» Records from a collection:
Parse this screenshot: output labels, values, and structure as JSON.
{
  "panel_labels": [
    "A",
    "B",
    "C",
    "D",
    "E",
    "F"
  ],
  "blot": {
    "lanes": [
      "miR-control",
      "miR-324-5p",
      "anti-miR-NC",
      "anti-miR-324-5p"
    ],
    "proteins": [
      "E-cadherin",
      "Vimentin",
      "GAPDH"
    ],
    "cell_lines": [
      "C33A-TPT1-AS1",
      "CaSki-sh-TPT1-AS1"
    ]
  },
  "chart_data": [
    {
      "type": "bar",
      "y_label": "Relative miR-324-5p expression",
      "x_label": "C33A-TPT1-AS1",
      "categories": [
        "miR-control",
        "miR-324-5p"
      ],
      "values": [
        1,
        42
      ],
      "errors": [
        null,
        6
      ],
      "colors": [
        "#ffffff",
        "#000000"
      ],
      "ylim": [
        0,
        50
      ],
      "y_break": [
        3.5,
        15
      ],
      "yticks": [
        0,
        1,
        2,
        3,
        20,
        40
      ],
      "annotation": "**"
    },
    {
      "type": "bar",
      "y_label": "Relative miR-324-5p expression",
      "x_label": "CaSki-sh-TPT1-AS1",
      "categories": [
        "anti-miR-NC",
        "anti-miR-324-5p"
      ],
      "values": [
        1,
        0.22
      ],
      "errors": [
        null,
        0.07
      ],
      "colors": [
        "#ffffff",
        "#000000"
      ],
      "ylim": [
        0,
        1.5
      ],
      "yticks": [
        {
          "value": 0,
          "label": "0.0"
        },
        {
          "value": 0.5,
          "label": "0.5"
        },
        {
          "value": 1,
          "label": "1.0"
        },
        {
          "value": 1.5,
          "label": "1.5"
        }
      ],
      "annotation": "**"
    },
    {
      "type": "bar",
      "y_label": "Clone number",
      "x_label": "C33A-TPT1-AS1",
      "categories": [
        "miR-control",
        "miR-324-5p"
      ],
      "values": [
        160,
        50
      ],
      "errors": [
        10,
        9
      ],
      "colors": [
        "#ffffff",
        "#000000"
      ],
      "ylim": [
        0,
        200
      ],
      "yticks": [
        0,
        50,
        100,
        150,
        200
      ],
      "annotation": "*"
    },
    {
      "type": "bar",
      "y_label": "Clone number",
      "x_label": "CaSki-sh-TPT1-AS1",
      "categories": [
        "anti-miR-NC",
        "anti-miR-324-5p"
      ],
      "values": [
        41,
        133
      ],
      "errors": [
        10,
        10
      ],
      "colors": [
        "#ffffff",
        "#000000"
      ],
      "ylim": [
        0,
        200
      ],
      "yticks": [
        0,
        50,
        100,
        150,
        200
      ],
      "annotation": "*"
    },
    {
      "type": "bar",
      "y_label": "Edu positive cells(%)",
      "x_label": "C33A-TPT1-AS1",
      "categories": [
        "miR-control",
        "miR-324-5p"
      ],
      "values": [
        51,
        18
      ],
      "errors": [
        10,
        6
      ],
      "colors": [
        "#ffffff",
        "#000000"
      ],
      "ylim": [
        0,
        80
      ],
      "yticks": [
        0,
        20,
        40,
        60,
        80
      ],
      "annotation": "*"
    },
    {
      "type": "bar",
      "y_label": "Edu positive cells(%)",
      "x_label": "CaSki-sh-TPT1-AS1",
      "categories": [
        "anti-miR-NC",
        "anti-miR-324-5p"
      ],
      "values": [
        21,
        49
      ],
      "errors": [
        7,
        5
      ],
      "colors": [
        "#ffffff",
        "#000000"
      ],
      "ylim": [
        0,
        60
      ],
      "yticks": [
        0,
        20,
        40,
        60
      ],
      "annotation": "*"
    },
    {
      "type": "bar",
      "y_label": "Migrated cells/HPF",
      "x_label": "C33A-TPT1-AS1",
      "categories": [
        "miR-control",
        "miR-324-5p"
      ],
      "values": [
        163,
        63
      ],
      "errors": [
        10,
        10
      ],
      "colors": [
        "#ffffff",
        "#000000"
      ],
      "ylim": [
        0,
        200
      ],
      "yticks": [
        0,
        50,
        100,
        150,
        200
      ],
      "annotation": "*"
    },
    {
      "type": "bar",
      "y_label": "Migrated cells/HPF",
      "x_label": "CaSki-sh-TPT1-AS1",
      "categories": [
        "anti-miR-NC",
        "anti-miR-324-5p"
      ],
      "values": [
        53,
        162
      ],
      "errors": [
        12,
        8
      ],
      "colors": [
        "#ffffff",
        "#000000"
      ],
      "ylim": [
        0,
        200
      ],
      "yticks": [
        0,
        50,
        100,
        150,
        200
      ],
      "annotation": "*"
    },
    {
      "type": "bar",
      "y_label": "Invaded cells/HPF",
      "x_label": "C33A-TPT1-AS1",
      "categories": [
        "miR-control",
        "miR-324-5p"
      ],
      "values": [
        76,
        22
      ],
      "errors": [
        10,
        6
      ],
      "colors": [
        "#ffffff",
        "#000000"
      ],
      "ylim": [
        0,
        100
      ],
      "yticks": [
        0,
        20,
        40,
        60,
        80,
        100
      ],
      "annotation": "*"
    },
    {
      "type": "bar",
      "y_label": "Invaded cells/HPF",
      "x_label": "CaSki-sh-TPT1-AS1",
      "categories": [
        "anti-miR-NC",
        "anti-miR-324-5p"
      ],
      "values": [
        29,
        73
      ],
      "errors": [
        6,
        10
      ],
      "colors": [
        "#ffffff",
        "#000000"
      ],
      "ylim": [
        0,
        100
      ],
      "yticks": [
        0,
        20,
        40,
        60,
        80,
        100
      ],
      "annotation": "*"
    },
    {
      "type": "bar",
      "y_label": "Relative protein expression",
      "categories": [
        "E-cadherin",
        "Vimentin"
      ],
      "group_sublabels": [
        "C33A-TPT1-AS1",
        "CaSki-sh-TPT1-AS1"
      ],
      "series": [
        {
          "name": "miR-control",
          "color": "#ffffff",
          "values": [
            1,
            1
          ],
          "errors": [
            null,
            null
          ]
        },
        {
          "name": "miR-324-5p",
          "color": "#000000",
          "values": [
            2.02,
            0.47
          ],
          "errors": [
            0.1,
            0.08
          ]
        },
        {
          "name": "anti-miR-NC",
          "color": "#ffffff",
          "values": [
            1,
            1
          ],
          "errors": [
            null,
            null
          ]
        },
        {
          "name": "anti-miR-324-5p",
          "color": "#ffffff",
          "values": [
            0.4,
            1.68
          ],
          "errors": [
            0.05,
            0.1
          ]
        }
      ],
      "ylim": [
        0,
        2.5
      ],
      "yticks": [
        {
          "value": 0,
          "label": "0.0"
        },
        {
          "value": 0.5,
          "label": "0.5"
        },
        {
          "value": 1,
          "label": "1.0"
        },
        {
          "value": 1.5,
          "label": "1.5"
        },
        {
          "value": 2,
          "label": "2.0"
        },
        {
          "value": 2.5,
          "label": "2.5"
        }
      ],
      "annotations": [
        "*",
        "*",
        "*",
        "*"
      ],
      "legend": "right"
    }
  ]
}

» WHAT IS REQUIRED: Please return all of the entries exactly as they were given.

» RESPONSE TO THIS EXERCISE:
Parse this screenshot: output labels, values, and structure as JSON.
{
  "panel_labels": [
    "A",
    "B",
    "C",
    "D",
    "E",
    "F"
  ],
  "blot": {
    "lanes": [
      "miR-control",
      "miR-324-5p",
      "anti-miR-NC",
      "anti-miR-324-5p"
    ],
    "proteins": [
      "E-cadherin",
      "Vimentin",
      "GAPDH"
    ],
    "cell_lines": [
      "C33A-TPT1-AS1",
      "CaSki-sh-TPT1-AS1"
    ]
  },
  "chart_data": [
    {
      "type": "bar",
      "y_label": "Relative miR-324-5p expression",
      "x_label": "C33A-TPT1-AS1",
      "categories": [
        "miR-control",
        "miR-324-5p"
      ],
      "values": [
        1,
        42
      ],
      "errors": [
        null,
        6
      ],
      "colors": [
        "#ffffff",
        "#000000"
      ],
      "ylim": [
        0,
        50
      ],
      "y_break": [
        3.5,
        15
      ],
      "yticks": [
        0,
        1,
        2,
        3,
        20,
        40
      ],
      "annotation": "**"
    },
    {
      "type": "bar",
      "y_label": "Relative miR-324-5p expression",
      "x_label": "CaSki-sh-TPT1-AS1",
      "categories": [
        "anti-miR-NC",
        "anti-miR-324-5p"
      ],
      "values": [
        1,
        0.22
      ],
      "errors": [
        null,
        0.07
      ],
      "colors": [
        "#ffffff",
        "#000000"
      ],
      "ylim": [
        0,
        1.5
      ],
      "yticks": [
        {
          "value": 0,
          "label": "0.0"
        },
        {
          "value": 0.5,
          "label": "0.5"
        },
        {
          "value": 1,
          "label": "1.0"
        },
        {
          "value": 1.5,
          "label": "1.5"
        }
      ],
      "annotation": "**"
    },
    {
      "type": "bar",
      "y_label": "Clone number",
      "x_label": "C33A-TPT1-AS1",
      "categories": [
        "miR-control",
        "miR-324-5p"
      ],
      "values": [
        160,
        50
      ],
      "errors": [
        10,
        9
      ],
      "colors": [
        "#ffffff",
        "#000000"
      ],
      "ylim": [
        0,
        200
      ],
      "yticks": [
        0,
        50,
        100,
        150,
        200
      ],
      "annotation": "*"
    },
    {
      "type": "bar",
      "y_label": "Clone number",
      "x_label": "CaSki-sh-TPT1-AS1",
      "categories": [
        "anti-miR-NC",
        "anti-miR-324-5p"
      ],
      "values": [
        41,
        133
      ],
      "errors": [
        10,
        10
      ],
      "colors": [
        "#ffffff",
        "#000000"
      ],
      "ylim": [
        0,
        200
      ],
      "yticks": [
        0,
        50,
        100,
        150,
        200
      ],
      "annotation": "*"
    },
    {
      "type": "bar",
      "y_label": "Edu positive cells(%)",
      "x_label": "C33A-TPT1-AS1",
      "categories": [
        "miR-control",
        "miR-324-5p"
      ],
      "values": [
        51,
        18
      ],
      "errors": [
        10,
        6
      ],
      "colors": [
        "#ffffff",
        "#000000"
      ],
      "ylim": [
        0,
        80
      ],
      "yticks": [
        0,
        20,
        40,
        60,
        80
      ],
      "annotation": "*"
    },
    {
      "type": "bar",
      "y_label": "Edu positive cells(%)",
      "x_label": "CaSki-sh-TPT1-AS1",
      "categories": [
        "anti-miR-NC",
        "anti-miR-324-5p"
      ],
      "values": [
        21,
        49
      ],
      "errors": [
        7,
        5
      ],
      "colors": [
        "#ffffff",
        "#000000"
      ],
      "ylim": [
        0,
        60
      ],
      "yticks": [
        0,
        20,
        40,
        60
      ],
      "annotation": "*"
    },
    {
      "type": "bar",
      "y_label": "Migrated cells/HPF",
      "x_label": "C33A-TPT1-AS1",
      "categories": [
        "miR-control",
        "miR-324-5p"
      ],
      "values": [
        163,
        63
      ],
      "errors": [
        10,
        10
      ],
      "colors": [
        "#ffffff",
        "#000000"
      ],
      "ylim": [
        0,
        200
      ],
      "yticks": [
        0,
        50,
        100,
        150,
        200
      ],
      "annotation": "*"
    },
    {
      "type": "bar",
      "y_label": "Migrated cells/HPF",
      "x_label": "CaSki-sh-TPT1-AS1",
      "categories": [
        "anti-miR-NC",
        "anti-miR-324-5p"
      ],
      "values": [
        53,
        162
      ],
      "errors": [
        12,
        8
      ],
      "colors": [
        "#ffffff",
        "#000000"
      ],
      "ylim": [
        0,
        200
      ],
      "yticks": [
        0,
        50,
        100,
        150,
        200
      ],
      "annotation": "*"
    },
    {
      "type": "bar",
      "y_label": "Invaded cells/HPF",
      "x_label": "C33A-TPT1-AS1",
      "categories": [
        "miR-control",
        "miR-324-5p"
      ],
      "values": [
        76,
        22
      ],
      "errors": [
        10,
        6
      ],
      "colors": [
        "#ffffff",
        "#000000"
      ],
      "ylim": [
        0,
        100
      ],
      "yticks": [
        0,
        20,
        40,
        60,
        80,
        100
      ],
      "annotation": "*"
    },
    {
      "type": "bar",
      "y_label": "Invaded cells/HPF",
      "x_label": "CaSki-sh-TPT1-AS1",
      "categories": [
        "anti-miR-NC",
        "anti-miR-324-5p"
      ],
      "values": [
        29,
        73
      ],
      "errors": [
        6,
        10
      ],
      "colors": [
        "#ffffff",
        "#000000"
      ],
      "ylim": [
        0,
        100
      ],
      "yticks": [
        0,
        20,
        40,
        60,
        80,
        100
      ],
      "annotation": "*"
    },
    {
      "type": "bar",
      "y_label": "Relative protein expression",
      "categories": [
        "E-cadherin",
        "Vimentin"
      ],
      "group_sublabels": [
        "C33A-TPT1-AS1",
        "CaSki-sh-TPT1-AS1"
      ],
      "series": [
        {
          "name": "miR-control",
          "color": "#ffffff",
          "values": [
            1,
            1
          ],
          "errors": [
            null,
            null
          ]
        },
        {
          "name": "miR-324-5p",
          "color": "#000000",
          "values": [
            2.02,
            0.47
          ],
          "errors": [
            0.1,
            0.08
          ]
        },
        {
          "name": "anti-miR-NC",
          "color": "#ffffff",
          "values": [
            1,
            1
          ],
          "errors": [
            null,
            null
          ]
        },
        {
          "name": "anti-miR-324-5p",
          "color": "#ffffff",
          "values": [
            0.4,
            1.68
          ],
          "errors": [
            0.05,
            0.1
          ]
        }
      ],
      "ylim": [
        0,
        2.5
      ],
      "yticks": [
        {
          "value": 0,
          "label": "0.0"
        },
        {
          "value": 0.5,
          "label": "0.5"
        },
        {
          "value": 1,
          "label": "1.0"
        },
        {
          "value": 1.5,
          "label": "1.5"
        },
        {
          "value": 2,
          "label": "2.0"
        },
        {
          "value": 2.5,
          "label": "2.5"
        }
      ],
      "annotations": [
        "*",
        "*",
        "*",
        "*"
      ],
      "legend": "right"
    }
  ]
}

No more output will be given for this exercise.